[Stored records]
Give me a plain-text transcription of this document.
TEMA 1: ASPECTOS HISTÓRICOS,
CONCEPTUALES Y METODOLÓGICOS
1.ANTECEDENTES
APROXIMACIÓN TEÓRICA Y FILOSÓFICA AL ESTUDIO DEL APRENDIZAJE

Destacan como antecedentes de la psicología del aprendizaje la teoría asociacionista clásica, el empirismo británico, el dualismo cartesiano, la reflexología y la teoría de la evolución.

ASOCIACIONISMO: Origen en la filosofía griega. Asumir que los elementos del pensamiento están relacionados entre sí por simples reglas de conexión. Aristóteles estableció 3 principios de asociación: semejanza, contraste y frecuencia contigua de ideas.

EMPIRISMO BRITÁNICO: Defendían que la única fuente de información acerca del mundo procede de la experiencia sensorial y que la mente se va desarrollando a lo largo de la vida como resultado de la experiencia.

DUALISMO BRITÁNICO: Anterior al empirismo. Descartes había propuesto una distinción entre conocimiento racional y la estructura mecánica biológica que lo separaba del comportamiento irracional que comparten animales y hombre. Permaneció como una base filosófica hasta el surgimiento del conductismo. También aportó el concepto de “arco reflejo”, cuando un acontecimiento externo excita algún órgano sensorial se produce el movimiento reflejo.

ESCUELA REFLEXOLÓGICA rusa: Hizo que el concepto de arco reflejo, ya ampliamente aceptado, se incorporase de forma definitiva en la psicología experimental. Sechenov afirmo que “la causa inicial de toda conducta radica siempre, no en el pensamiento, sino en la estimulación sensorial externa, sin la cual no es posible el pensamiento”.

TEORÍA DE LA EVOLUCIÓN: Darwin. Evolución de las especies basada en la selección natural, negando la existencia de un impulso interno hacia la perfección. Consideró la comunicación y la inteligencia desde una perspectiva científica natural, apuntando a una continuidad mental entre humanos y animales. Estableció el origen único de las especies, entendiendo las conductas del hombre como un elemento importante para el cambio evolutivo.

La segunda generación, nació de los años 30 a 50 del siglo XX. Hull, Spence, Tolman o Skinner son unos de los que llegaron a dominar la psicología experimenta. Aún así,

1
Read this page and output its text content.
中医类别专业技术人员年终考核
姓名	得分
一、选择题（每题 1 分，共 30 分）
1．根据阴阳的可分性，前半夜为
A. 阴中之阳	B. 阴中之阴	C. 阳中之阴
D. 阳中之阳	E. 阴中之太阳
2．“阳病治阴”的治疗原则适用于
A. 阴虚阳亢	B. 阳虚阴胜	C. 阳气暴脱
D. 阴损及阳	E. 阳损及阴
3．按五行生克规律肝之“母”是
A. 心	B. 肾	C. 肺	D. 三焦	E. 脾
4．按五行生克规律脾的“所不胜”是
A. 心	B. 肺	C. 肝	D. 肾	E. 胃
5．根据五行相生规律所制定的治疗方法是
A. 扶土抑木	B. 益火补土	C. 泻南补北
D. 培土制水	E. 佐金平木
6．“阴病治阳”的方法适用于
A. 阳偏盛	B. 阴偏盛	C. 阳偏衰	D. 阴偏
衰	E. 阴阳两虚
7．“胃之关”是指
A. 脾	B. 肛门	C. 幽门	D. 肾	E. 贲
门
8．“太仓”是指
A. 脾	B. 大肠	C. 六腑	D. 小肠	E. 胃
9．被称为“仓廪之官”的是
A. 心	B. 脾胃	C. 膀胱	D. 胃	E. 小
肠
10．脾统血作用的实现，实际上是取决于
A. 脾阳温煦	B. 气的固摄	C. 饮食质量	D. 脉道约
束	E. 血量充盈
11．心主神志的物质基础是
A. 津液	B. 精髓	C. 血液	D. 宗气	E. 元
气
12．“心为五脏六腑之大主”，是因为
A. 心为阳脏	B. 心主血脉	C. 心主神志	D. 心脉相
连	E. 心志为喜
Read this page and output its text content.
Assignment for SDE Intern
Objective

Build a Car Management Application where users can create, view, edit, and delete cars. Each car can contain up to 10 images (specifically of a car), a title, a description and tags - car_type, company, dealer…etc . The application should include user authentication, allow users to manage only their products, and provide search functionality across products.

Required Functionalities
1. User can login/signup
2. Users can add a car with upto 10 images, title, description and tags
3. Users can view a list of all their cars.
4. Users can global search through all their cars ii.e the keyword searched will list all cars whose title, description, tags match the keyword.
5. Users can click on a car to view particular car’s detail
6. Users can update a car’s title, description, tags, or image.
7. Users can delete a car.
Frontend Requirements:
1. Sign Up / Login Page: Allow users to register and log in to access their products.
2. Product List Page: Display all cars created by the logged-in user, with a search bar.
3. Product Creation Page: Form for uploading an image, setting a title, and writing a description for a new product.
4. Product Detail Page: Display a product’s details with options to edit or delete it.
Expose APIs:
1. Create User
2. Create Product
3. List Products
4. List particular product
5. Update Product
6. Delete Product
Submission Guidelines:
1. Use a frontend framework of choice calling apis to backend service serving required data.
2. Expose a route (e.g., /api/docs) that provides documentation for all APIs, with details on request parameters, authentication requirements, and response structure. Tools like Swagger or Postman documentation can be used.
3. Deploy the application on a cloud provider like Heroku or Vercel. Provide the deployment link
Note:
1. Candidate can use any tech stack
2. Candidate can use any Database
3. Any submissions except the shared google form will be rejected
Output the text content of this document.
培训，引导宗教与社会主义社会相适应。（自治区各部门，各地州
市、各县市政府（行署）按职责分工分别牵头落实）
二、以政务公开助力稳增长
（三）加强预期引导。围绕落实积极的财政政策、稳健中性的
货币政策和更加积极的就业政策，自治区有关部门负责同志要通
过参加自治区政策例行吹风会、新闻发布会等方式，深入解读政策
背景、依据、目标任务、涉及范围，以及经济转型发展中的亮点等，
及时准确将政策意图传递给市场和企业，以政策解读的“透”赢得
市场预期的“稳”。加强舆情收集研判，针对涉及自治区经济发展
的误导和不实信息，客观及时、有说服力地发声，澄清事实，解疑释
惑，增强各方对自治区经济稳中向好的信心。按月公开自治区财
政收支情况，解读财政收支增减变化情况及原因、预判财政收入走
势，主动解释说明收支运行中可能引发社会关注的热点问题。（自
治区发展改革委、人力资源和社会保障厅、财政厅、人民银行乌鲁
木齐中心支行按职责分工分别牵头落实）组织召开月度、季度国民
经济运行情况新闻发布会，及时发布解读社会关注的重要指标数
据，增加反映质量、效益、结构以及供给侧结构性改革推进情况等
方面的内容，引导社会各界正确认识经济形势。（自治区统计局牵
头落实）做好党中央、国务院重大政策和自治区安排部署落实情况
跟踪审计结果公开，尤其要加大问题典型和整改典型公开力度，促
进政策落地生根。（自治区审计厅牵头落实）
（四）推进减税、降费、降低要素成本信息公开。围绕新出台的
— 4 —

▶ What the exercise asks
Repeat the lines above exactly.

▶ Written solution
Give me a plain-text transcription of this document.
TEMA 1: ASPECTOS HISTÓRICOS,
CONCEPTUALES Y METODOLÓGICOS
1.ANTECEDENTES
APROXIMACIÓN TEÓRICA Y FILOSÓFICA AL ESTUDIO DEL APRENDIZAJE

Destacan como antecedentes de la psicología del aprendizaje la teoría asociacionista clásica, el empirismo británico, el dualismo cartesiano, la reflexología y la teoría de la evolución.

ASOCIACIONISMO: Origen en la filosofía griega. Asumir que los elementos del pensamiento están relacionados entre sí por simples reglas de conexión. Aristóteles estableció 3 principios de asociación: semejanza, contraste y frecuencia contigua de ideas.

EMPIRISMO BRITÁNICO: Defendían que la única fuente de información acerca del mundo procede de la experiencia sensorial y que la mente se va desarrollando a lo largo de la vida como resultado de la experiencia.

DUALISMO BRITÁNICO: Anterior al empirismo. Descartes había propuesto una distinción entre conocimiento racional y la estructura mecánica biológica que lo separaba del comportamiento irracional que comparten animales y hombre. Permaneció como una base filosófica hasta el surgimiento del conductismo. También aportó el concepto de “arco reflejo”, cuando un acontecimiento externo excita algún órgano sensorial se produce el movimiento reflejo.

ESCUELA REFLEXOLÓGICA rusa: Hizo que el concepto de arco reflejo, ya ampliamente aceptado, se incorporase de forma definitiva en la psicología experimental. Sechenov afirmo que “la causa inicial de toda conducta radica siempre, no en el pensamiento, sino en la estimulación sensorial externa, sin la cual no es posible el pensamiento”.

TEORÍA DE LA EVOLUCIÓN: Darwin. Evolución de las especies basada en la selección natural, negando la existencia de un impulso interno hacia la perfección. Consideró la comunicación y la inteligencia desde una perspectiva científica natural, apuntando a una continuidad mental entre humanos y animales. Estableció el origen único de las especies, entendiendo las conductas del hombre como un elemento importante para el cambio evolutivo.

La segunda generación, nació de los años 30 a 50 del siglo XX. Hull, Spence, Tolman o Skinner son unos de los que llegaron a dominar la psicología experimenta. Aún así,

1
Read this page and output its text content.
中医类别专业技术人员年终考核
姓名	得分
一、选择题（每题 1 分，共 30 分）
1．根据阴阳的可分性，前半夜为
A. 阴中之阳	B. 阴中之阴	C. 阳中之阴
D. 阳中之阳	E. 阴中之太阳
2．“阳病治阴”的治疗原则适用于
A. 阴虚阳亢	B. 阳虚阴胜	C. 阳气暴脱
D. 阴损及阳	E. 阳损及阴
3．按五行生克规律肝之“母”是
A. 心	B. 肾	C. 肺	D. 三焦	E. 脾
4．按五行生克规律脾的“所不胜”是
A. 心	B. 肺	C. 肝	D. 肾	E. 胃
5．根据五行相生规律所制定的治疗方法是
A. 扶土抑木	B. 益火补土	C. 泻南补北
D. 培土制水	E. 佐金平木
6．“阴病治阳”的方法适用于
A. 阳偏盛	B. 阴偏盛	C. 阳偏衰	D. 阴偏
衰	E. 阴阳两虚
7．“胃之关”是指
A. 脾	B. 肛门	C. 幽门	D. 肾	E. 贲
门
8．“太仓”是指
A. 脾	B. 大肠	C. 六腑	D. 小肠	E. 胃
9．被称为“仓廪之官”的是
A. 心	B. 脾胃	C. 膀胱	D. 胃	E. 小
肠
10．脾统血作用的实现，实际上是取决于
A. 脾阳温煦	B. 气的固摄	C. 饮食质量	D. 脉道约
束	E. 血量充盈
11．心主神志的物质基础是
A. 津液	B. 精髓	C. 血液	D. 宗气	E. 元
气
12．“心为五脏六腑之大主”，是因为
A. 心为阳脏	B. 心主血脉	C. 心主神志	D. 心脉相
连	E. 心志为喜
Read this page and output its text content.
Assignment for SDE Intern
Objective

Build a Car Management Application where users can create, view, edit, and delete cars. Each car can contain up to 10 images (specifically of a car), a title, a description and tags - car_type, company, dealer…etc . The application should include user authentication, allow users to manage only their products, and provide search functionality across products.

Required Functionalities
1. User can login/signup
2. Users can add a car with upto 10 images, title, description and tags
3. Users can view a list of all their cars.
4. Users can global search through all their cars ii.e the keyword searched will list all cars whose title, description, tags match the keyword.
5. Users can click on a car to view particular car’s detail
6. Users can update a car’s title, description, tags, or image.
7. Users can delete a car.
Frontend Requirements:
1. Sign Up / Login Page: Allow users to register and log in to access their products.
2. Product List Page: Display all cars created by the logged-in user, with a search bar.
3. Product Creation Page: Form for uploading an image, setting a title, and writing a description for a new product.
4. Product Detail Page: Display a product’s details with options to edit or delete it.
Expose APIs:
1. Create User
2. Create Product
3. List Products
4. List particular product
5. Update Product
6. Delete Product
Submission Guidelines:
1. Use a frontend framework of choice calling apis to backend service serving required data.
2. Expose a route (e.g., /api/docs) that provides documentation for all APIs, with details on request parameters, authentication requirements, and response structure. Tools like Swagger or Postman documentation can be used.
3. Deploy the application on a cloud provider like Heroku or Vercel. Provide the deployment link
Note:
1. Candidate can use any tech stack
2. Candidate can use any Database
3. Any submissions except the shared google form will be rejected
Output the text content of this document.
培训，引导宗教与社会主义社会相适应。（自治区各部门，各地州
市、各县市政府（行署）按职责分工分别牵头落实）
二、以政务公开助力稳增长
（三）加强预期引导。围绕落实积极的财政政策、稳健中性的
货币政策和更加积极的就业政策，自治区有关部门负责同志要通
过参加自治区政策例行吹风会、新闻发布会等方式，深入解读政策
背景、依据、目标任务、涉及范围，以及经济转型发展中的亮点等，
及时准确将政策意图传递给市场和企业，以政策解读的“透”赢得
市场预期的“稳”。加强舆情收集研判，针对涉及自治区经济发展
的误导和不实信息，客观及时、有说服力地发声，澄清事实，解疑释
惑，增强各方对自治区经济稳中向好的信心。按月公开自治区财
政收支情况，解读财政收支增减变化情况及原因、预判财政收入走
势，主动解释说明收支运行中可能引发社会关注的热点问题。（自
治区发展改革委、人力资源和社会保障厅、财政厅、人民银行乌鲁
木齐中心支行按职责分工分别牵头落实）组织召开月度、季度国民
经济运行情况新闻发布会，及时发布解读社会关注的重要指标数
据，增加反映质量、效益、结构以及供给侧结构性改革推进情况等
方面的内容，引导社会各界正确认识经济形势。（自治区统计局牵
头落实）做好党中央、国务院重大政策和自治区安排部署落实情况
跟踪审计结果公开，尤其要加大问题典型和整改典型公开力度，促
进政策落地生根。（自治区审计厅牵头落实）
（四）推进减税、降费、降低要素成本信息公开。围绕新出台的
— 4 —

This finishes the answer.